◆ GIVEN EXERCISE: Pull every line with the word "Nhơn" out of the entries below.

Data records:
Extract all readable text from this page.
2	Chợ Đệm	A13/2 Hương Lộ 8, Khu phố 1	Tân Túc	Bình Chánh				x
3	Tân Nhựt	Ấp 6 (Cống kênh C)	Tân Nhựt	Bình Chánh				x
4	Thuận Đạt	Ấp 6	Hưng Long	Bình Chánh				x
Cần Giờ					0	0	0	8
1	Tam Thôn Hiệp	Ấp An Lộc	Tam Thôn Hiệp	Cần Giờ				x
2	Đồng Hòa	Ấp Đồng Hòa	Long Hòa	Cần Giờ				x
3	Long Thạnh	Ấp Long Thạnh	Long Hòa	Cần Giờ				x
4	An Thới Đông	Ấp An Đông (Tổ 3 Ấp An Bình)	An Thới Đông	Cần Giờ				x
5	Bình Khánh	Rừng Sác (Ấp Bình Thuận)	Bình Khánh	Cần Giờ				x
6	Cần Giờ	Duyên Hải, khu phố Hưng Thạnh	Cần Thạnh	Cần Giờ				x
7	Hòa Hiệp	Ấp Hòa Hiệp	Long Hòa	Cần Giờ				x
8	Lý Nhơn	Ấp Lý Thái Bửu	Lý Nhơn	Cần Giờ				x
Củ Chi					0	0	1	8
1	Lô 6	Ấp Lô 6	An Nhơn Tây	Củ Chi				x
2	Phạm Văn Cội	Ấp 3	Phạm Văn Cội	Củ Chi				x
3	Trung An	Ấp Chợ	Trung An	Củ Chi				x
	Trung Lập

◆ FINAL RESULT:
8	Lý Nhơn	Ấp Lý Thái Bửu	Lý Nhơn	Cần Giờ				x
1	Lô 6	Ấp Lô 6	An Nhơn Tây	Củ Chi				x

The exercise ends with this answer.